What the exercise asks. Check each line below for "YouTube" and report how many have it, nothing else.

Data excerpts
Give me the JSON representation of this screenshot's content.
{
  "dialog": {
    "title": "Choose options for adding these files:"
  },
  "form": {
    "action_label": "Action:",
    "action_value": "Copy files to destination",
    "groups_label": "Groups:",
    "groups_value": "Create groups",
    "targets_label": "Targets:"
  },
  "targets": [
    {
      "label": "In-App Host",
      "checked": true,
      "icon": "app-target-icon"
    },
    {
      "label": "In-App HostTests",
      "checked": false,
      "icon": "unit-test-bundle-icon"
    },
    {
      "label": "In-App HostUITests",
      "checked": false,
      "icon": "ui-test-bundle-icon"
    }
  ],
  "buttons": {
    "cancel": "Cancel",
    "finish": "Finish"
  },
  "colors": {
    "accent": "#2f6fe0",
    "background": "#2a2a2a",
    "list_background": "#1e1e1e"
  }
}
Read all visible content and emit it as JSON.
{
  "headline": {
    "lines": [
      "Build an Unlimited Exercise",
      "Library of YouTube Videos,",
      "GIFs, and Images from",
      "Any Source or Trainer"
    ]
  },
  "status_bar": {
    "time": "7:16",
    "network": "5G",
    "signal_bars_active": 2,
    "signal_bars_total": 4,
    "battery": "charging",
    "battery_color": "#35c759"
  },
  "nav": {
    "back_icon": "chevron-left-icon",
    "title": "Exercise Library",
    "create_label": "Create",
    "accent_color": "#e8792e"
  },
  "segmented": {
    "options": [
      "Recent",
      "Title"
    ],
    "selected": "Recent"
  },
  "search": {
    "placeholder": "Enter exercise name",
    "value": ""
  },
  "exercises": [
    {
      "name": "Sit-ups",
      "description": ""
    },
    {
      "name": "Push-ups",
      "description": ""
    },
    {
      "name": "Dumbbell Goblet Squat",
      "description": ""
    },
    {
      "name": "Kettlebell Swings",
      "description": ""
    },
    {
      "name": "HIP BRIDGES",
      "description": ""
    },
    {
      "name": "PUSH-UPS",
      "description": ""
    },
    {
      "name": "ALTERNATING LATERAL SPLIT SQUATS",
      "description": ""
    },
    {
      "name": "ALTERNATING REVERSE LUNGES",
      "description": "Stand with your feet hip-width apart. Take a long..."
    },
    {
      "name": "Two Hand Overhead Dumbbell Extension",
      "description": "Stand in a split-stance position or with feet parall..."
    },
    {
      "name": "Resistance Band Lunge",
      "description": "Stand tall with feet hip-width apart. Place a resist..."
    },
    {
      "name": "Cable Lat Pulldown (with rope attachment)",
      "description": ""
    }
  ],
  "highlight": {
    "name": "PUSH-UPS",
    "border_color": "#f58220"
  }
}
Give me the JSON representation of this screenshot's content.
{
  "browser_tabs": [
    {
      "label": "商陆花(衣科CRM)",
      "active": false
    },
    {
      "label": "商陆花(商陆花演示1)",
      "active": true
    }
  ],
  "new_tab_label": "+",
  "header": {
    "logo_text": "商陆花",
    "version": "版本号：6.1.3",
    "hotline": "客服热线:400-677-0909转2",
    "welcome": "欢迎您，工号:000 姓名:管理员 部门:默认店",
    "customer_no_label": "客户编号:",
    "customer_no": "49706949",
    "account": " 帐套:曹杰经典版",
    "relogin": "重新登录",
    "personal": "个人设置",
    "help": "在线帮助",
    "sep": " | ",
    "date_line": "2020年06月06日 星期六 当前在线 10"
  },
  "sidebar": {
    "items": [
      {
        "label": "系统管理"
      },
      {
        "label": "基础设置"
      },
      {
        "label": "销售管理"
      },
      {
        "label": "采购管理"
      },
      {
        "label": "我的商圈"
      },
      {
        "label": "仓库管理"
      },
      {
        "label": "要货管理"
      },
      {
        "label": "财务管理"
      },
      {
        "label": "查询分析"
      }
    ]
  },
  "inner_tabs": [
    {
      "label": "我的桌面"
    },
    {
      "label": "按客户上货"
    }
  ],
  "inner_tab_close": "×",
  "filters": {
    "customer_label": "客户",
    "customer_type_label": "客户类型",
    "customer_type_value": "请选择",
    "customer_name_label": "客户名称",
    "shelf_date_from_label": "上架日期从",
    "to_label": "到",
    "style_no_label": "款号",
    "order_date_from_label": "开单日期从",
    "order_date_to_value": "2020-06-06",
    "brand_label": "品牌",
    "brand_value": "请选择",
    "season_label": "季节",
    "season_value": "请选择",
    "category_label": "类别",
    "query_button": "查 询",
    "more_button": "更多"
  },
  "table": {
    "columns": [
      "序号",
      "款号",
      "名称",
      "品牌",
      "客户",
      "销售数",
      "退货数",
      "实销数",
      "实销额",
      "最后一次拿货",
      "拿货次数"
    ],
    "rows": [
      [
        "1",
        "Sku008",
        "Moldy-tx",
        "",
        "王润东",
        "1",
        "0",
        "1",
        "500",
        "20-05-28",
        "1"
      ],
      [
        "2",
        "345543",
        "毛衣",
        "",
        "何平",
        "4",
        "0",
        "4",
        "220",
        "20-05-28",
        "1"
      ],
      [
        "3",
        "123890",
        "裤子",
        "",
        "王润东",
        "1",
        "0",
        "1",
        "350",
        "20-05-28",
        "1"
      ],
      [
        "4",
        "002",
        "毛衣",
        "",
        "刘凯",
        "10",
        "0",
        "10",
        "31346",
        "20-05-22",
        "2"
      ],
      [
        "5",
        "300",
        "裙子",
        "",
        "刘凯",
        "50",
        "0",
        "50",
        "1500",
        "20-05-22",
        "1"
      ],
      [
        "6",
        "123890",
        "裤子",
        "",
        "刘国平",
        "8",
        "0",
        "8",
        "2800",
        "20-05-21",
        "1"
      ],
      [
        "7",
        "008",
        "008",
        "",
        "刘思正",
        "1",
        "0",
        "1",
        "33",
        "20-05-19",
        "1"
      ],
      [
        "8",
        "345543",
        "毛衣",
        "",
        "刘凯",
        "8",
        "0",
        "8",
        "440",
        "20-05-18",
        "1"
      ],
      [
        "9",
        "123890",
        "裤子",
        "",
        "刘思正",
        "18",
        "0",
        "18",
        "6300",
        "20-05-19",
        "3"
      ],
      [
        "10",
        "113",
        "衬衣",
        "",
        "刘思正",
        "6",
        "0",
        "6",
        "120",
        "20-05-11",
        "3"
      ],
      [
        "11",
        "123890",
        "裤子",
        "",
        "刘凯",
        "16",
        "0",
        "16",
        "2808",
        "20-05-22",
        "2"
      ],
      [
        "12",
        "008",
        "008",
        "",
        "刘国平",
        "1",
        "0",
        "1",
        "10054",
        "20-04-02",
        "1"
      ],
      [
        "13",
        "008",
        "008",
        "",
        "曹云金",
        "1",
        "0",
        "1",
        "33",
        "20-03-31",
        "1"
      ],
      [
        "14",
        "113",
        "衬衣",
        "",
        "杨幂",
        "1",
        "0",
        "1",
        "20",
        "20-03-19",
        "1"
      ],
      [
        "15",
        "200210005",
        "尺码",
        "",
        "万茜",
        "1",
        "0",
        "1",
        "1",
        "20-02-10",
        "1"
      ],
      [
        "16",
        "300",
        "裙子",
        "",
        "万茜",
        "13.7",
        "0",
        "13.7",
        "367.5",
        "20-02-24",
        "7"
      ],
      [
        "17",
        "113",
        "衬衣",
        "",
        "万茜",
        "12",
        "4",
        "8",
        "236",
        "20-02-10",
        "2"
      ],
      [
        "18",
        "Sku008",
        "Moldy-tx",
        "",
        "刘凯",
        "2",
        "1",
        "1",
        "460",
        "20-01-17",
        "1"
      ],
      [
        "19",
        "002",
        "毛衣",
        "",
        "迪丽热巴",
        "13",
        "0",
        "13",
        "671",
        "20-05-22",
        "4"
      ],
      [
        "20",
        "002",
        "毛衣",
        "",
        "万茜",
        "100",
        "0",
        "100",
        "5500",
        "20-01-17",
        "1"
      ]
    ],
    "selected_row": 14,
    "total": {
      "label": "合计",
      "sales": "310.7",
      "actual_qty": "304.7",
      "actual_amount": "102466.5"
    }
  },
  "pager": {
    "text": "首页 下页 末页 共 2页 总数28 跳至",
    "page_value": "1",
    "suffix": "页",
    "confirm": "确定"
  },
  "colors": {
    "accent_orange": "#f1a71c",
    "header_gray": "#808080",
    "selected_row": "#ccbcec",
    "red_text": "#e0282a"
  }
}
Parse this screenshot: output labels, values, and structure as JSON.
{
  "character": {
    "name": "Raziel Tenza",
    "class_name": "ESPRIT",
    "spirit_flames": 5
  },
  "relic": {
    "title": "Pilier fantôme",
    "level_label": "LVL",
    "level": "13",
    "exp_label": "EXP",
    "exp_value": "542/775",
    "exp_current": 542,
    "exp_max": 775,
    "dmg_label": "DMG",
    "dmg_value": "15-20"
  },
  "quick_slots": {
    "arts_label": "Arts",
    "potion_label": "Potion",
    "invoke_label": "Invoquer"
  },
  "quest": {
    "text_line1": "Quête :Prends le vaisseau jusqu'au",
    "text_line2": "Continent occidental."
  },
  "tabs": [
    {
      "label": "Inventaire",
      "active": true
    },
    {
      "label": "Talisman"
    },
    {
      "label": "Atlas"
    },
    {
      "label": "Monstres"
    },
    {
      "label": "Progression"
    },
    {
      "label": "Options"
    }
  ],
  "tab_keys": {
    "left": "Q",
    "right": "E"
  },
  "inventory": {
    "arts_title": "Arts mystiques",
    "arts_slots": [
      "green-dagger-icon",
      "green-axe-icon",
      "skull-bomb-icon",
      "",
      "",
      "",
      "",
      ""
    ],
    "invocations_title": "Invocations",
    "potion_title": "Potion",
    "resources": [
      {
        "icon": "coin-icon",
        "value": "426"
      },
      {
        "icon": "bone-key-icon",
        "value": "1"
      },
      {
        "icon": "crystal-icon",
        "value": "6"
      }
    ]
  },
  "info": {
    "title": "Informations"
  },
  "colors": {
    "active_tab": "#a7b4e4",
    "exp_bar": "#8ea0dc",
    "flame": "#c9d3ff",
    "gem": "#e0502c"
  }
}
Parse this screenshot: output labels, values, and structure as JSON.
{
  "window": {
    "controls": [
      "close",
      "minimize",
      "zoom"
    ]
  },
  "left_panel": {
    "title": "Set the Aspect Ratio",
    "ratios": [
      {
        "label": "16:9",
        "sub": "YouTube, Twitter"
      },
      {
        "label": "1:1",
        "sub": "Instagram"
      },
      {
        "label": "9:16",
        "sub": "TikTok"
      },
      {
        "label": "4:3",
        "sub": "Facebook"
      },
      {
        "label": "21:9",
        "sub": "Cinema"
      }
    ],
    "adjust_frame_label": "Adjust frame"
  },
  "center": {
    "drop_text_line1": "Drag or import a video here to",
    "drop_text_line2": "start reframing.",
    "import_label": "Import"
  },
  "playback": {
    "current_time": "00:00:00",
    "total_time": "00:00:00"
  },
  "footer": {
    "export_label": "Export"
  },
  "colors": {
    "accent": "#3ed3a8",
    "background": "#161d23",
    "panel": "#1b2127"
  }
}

Full solution. 2